= Page excerpt =
Monday, February 16, 2026

The Word is Minneapolis--But It's Not Over

 


If the United States survives its current authoritarian chaos and the future consequences of the destruction left in its wake, even for a decade or two more, historians (if there are any) will need just one word to signal the reasons it did: Minneapolis.

Chicago showed the way, with elements of resistance learned from Los Angeles, Portland and elsewhere, but it was Minneapolis that made the difference.  An unprecedented and overwhelming assault of some 3,000 armed federal thugs was met with steadfast, intelligent, inventive and relentless resistance.  

The key moments within the daily responses to the hourly official crimes were of course the way the city showed up after the murders of Rene Good and Alex Pretti, never wavering from their resistance and support for their immigrant neighbors (including organizing to feed families when they were too terrorized to leave home), and coming out in sub-zero temperatures by the thousands to protest peacefully--and to mourn.

= Material supplied =
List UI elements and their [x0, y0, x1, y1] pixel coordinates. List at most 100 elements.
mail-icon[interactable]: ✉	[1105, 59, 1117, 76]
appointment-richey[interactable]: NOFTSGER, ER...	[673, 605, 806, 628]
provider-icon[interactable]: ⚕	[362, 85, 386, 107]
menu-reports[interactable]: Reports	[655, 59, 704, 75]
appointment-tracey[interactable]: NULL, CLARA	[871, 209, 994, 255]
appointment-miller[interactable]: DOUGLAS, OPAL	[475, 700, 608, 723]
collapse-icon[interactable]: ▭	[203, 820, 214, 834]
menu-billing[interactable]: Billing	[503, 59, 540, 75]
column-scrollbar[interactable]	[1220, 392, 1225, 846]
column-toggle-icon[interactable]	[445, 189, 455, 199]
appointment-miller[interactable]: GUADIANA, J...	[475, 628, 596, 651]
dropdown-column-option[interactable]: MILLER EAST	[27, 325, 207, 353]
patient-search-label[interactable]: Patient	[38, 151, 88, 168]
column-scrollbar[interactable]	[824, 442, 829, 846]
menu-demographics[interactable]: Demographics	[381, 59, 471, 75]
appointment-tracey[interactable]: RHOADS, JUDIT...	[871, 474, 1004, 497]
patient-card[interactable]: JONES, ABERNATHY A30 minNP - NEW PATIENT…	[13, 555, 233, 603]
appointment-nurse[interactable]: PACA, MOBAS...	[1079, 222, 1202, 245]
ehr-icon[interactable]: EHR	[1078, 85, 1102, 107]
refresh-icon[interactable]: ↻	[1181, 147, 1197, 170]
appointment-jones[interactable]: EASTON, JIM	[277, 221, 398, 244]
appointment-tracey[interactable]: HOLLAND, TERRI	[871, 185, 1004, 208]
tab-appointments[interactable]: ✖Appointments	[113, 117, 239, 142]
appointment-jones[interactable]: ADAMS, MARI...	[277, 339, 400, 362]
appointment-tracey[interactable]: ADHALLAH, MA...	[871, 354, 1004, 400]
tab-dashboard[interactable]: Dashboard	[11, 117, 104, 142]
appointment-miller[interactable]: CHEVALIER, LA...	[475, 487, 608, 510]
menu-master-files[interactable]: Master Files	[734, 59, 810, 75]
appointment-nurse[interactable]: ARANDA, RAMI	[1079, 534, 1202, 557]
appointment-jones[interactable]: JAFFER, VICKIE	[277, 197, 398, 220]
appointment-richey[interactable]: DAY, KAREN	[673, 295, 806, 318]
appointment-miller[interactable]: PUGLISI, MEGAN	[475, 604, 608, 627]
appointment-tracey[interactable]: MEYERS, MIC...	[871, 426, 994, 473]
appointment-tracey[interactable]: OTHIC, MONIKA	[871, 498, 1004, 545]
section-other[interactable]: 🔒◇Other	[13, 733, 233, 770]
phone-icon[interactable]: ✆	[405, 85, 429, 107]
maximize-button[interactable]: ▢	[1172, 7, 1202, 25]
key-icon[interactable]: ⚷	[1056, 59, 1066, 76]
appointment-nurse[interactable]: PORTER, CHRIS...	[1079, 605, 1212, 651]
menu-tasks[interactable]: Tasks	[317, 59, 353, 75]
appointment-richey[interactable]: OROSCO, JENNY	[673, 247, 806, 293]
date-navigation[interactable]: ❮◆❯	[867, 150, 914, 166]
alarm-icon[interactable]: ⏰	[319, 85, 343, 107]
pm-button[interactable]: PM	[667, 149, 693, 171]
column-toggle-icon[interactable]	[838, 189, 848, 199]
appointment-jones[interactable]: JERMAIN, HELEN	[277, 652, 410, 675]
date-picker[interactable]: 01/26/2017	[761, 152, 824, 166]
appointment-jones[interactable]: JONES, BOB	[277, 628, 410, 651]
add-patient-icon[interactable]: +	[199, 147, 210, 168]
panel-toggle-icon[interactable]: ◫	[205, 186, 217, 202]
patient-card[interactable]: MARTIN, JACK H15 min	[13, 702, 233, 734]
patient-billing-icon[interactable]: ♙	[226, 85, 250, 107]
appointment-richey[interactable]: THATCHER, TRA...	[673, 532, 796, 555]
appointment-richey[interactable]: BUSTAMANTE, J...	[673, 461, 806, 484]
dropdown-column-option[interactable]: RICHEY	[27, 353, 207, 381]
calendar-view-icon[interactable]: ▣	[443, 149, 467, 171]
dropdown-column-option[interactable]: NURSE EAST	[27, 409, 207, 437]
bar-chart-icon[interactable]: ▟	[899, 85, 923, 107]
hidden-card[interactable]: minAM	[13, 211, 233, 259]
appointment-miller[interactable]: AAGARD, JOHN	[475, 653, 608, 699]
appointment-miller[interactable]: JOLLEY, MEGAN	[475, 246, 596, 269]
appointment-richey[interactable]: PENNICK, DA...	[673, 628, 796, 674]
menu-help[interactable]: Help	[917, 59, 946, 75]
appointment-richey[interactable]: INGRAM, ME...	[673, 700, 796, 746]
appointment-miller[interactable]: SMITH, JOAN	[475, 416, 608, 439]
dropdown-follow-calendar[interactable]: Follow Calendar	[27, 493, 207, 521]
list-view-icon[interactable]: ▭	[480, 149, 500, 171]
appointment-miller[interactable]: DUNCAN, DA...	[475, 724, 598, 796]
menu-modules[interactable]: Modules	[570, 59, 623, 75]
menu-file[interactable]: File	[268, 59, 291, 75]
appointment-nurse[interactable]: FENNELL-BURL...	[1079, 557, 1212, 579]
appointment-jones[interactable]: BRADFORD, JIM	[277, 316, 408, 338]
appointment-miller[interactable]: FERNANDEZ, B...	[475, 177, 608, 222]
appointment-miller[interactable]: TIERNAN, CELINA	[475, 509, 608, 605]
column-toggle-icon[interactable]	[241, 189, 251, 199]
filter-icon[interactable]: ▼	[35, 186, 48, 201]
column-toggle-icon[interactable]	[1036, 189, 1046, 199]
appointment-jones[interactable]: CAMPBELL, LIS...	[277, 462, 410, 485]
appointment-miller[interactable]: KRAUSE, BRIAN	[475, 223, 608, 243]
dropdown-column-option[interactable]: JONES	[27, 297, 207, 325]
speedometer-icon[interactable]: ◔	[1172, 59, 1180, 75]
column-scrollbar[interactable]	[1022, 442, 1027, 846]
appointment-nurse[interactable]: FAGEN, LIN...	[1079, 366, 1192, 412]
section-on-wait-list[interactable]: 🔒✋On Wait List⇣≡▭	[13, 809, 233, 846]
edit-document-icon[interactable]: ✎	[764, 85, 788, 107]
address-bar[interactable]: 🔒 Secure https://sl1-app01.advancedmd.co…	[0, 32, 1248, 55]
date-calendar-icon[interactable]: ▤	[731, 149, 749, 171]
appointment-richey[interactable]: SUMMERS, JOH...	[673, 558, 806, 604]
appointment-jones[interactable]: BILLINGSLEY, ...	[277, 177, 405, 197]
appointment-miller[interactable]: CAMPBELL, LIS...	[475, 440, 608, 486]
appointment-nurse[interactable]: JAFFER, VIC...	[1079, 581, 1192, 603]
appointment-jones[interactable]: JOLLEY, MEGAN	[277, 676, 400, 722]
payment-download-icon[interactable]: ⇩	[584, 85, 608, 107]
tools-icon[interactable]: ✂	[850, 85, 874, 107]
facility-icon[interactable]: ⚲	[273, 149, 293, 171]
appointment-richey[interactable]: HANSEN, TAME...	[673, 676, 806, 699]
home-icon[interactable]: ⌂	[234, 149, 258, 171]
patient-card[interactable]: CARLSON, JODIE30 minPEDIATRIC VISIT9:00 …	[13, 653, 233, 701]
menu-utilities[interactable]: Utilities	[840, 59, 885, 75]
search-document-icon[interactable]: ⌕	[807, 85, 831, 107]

= Activity list =
**A)** Reproduce word for word the part of the Minneapolis post between "The key moments" and "peacefully--and to mourn.", inclusive.
**B)** Answer these from the Minneapolis post:
(i) Which city does it say "showed the way"?
(ii) Roughly how many armed federal agents took part in the assault on Minneapolis?
(iii) Whose murders does it name?
Draw only on the Minneapolis post when responding.

= Solutions to the exercise =
**A)**
The key moments within the daily responses to the hourly official crimes were of course the way the city showed up after the murders of Rene Good and Alex Pretti, never wavering from their resistance and support for their immigrant neighbors (including organizing to feed families when they were too terrorized to leave home), and coming out in sub-zero temperatures by the thousands to protest peacefully--and to mourn.

**B)**
(i) Chicago
(ii) Some 3,000
(iii) Rene Good and Alex Pretti